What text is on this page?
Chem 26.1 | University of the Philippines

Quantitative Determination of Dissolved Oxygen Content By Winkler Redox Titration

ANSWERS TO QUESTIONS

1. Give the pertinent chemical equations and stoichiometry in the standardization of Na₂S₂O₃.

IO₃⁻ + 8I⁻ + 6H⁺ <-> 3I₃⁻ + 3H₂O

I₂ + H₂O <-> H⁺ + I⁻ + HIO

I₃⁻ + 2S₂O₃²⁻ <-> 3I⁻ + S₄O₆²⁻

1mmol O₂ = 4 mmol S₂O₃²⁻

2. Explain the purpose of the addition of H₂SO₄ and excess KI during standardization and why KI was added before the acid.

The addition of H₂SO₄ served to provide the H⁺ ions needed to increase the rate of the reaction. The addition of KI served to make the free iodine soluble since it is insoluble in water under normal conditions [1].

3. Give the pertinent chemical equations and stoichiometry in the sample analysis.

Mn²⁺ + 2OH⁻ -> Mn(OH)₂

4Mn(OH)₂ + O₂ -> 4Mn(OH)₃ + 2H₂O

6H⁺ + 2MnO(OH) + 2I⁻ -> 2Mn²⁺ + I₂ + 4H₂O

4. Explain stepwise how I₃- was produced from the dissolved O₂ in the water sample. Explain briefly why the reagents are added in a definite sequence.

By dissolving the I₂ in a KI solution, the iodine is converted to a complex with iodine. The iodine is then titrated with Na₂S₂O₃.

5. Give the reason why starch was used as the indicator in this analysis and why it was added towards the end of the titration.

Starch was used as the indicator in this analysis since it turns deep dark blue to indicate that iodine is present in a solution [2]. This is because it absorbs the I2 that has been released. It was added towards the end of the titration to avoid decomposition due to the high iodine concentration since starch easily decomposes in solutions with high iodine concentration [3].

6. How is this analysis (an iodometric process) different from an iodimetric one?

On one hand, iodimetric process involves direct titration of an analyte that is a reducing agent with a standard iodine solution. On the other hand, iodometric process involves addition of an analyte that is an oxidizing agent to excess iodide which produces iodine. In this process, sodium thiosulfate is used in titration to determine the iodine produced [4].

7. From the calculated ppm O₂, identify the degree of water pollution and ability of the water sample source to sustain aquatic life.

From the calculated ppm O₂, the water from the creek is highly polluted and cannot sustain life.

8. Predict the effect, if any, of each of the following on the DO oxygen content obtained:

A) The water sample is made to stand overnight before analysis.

___

_STATED PROBLEM_
Extract, from the listing above, every line where the string "sample" occurs.

_EXERCISE OUTPUT_
3. Give the pertinent chemical equations and stoichiometry in the sample analysis.
4. Explain stepwise how I₃- was produced from the dissolved O₂ in the water sample. Explain briefly why the reagents are added in a definite sequence.
7. From the calculated ppm O₂, identify the degree of water pollution and ability of the water sample source to sustain aquatic life.
A) The water sample is made to stand overnight before analysis.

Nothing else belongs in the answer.